Supplied data:
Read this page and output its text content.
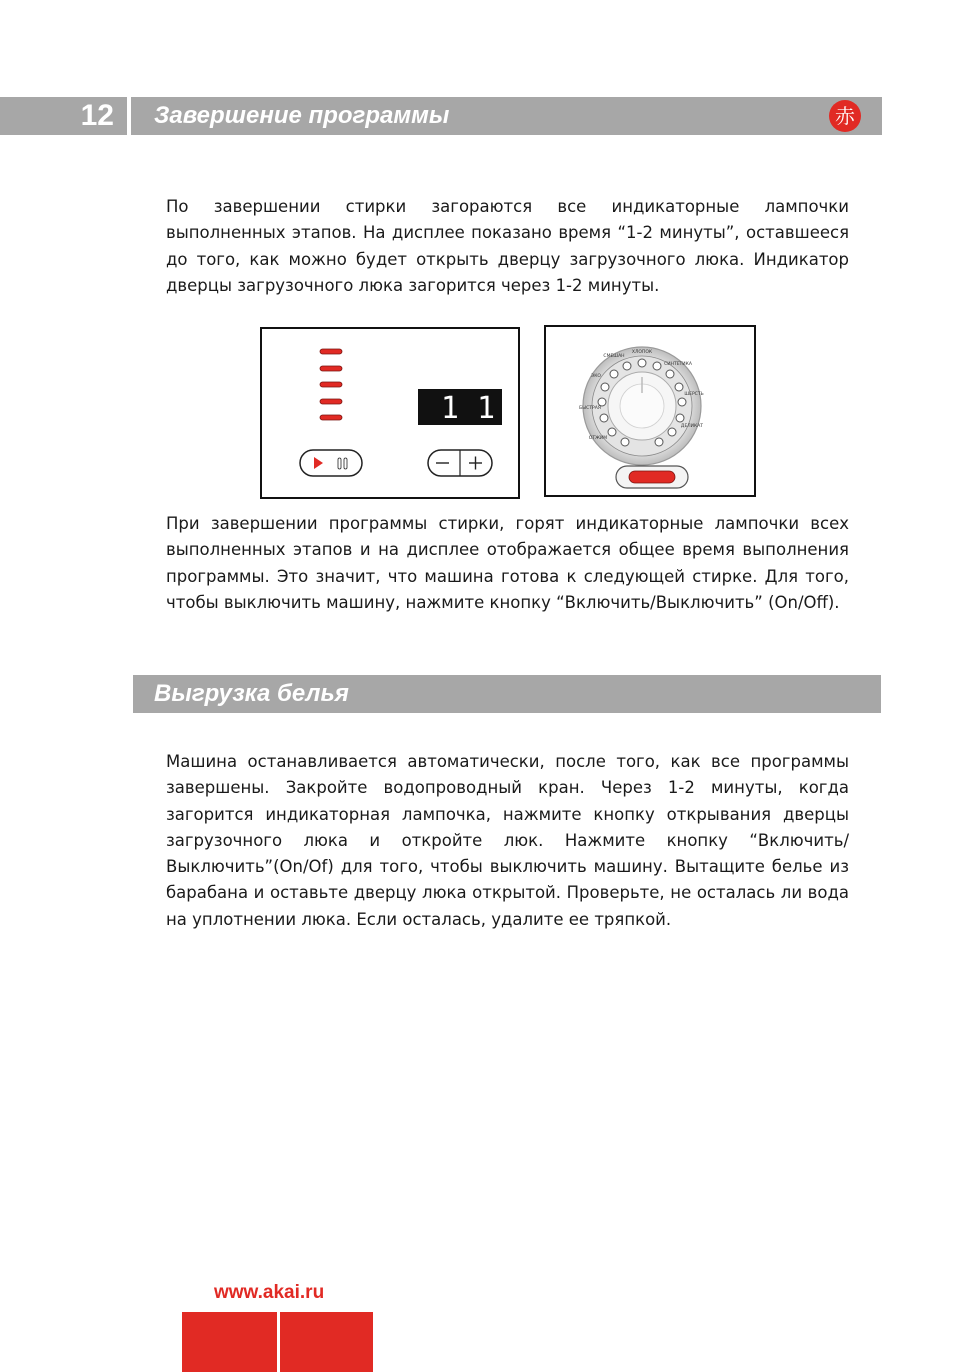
12	Завершение программы	赤

По завершении стирки загораются все индикаторные лампочки выполненных этапов. На дисплее показано время “1-2 минуты”, оставшееся до того, как можно будет открыть дверцу загрузочного люка. Индикатор дверцы загрузочного люка загорится через 1-2 минуты.

1 1
ХЛОПОК
СИНТЕТИКА
ШЕРСТЬ
ДЕЛИКАТ
ОТЖИМ
БЫСТРАЯ
ЭКО
СМЕШАН

При завершении программы стирки, горят индикаторные лампочки всех выполненных этапов и на дисплее отображается общее время выполнения программы. Это значит, что машина готова к следующей стирке. Для того, чтобы выключить машину, нажмите кнопку “Включить/Выключить” (On/Off).

Выгрузка белья

Машина останавливается автоматически, после того, как все программы завершены. Закройте водопроводный кран. Через 1-2 минуты, когда загорится индикаторная лампочка, нажмите кнопку открывания дверцы загрузочного люка и откройте люк. Нажмите кнопку “Включить/ Выключить”(On/Of) для того, чтобы выключить машину. Вытащите белье из барабана и оставьте дверцу люка открытой. Проверьте, не осталась ли вода на уплотнении люка. Если осталась, удалите ее тряпкой.

www.akai.ru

Short exercise:
Leave out the pictures and print each record exactly as it stands.

Exercise response:
Read this page and output its text content.
12	Завершение программы	赤

По завершении стирки загораются все индикаторные лампочки выполненных этапов. На дисплее показано время “1-2 минуты”, оставшееся до того, как можно будет открыть дверцу загрузочного люка. Индикатор дверцы загрузочного люка загорится через 1-2 минуты.

1 1
ХЛОПОК
СИНТЕТИКА
ШЕРСТЬ
ДЕЛИКАТ
ОТЖИМ
БЫСТРАЯ
ЭКО
СМЕШАН

При завершении программы стирки, горят индикаторные лампочки всех выполненных этапов и на дисплее отображается общее время выполнения программы. Это значит, что машина готова к следующей стирке. Для того, чтобы выключить машину, нажмите кнопку “Включить/Выключить” (On/Off).

Выгрузка белья

Машина останавливается автоматически, после того, как все программы завершены. Закройте водопроводный кран. Через 1-2 минуты, когда загорится индикаторная лампочка, нажмите кнопку открывания дверцы загрузочного люка и откройте люк. Нажмите кнопку “Включить/ Выключить”(On/Of) для того, чтобы выключить машину. Вытащите белье из барабана и оставьте дверцу люка открытой. Проверьте, не осталась ли вода на уплотнении люка. Если осталась, удалите ее тряпкой.

www.akai.ru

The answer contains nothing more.